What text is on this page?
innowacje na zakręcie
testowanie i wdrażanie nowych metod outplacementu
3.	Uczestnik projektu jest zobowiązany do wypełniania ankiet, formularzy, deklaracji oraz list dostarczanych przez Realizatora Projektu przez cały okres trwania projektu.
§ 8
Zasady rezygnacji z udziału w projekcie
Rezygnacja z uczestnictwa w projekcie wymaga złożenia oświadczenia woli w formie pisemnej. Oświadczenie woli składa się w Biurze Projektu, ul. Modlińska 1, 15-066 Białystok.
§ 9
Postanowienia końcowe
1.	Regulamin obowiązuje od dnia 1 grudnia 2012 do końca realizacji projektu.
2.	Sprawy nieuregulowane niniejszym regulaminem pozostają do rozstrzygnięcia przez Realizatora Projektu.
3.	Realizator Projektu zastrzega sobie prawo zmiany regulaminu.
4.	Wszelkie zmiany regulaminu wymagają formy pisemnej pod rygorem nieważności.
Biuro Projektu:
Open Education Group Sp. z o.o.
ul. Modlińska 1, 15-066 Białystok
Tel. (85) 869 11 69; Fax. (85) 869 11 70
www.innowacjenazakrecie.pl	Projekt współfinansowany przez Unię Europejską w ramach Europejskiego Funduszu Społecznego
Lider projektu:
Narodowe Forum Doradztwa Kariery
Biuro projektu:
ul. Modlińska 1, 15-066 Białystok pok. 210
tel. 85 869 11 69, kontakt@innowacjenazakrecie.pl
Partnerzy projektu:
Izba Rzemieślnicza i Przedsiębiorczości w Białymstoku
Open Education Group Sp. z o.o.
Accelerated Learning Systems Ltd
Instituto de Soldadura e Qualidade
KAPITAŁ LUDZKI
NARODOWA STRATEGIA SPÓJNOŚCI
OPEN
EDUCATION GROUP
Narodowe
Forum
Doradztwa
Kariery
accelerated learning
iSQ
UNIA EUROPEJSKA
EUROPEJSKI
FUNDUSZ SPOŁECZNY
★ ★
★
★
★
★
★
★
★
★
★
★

**Goal**
Select every line of the records holding the string "Doradztwa".

**Solution**
Narodowe Forum Doradztwa Kariery
Doradztwa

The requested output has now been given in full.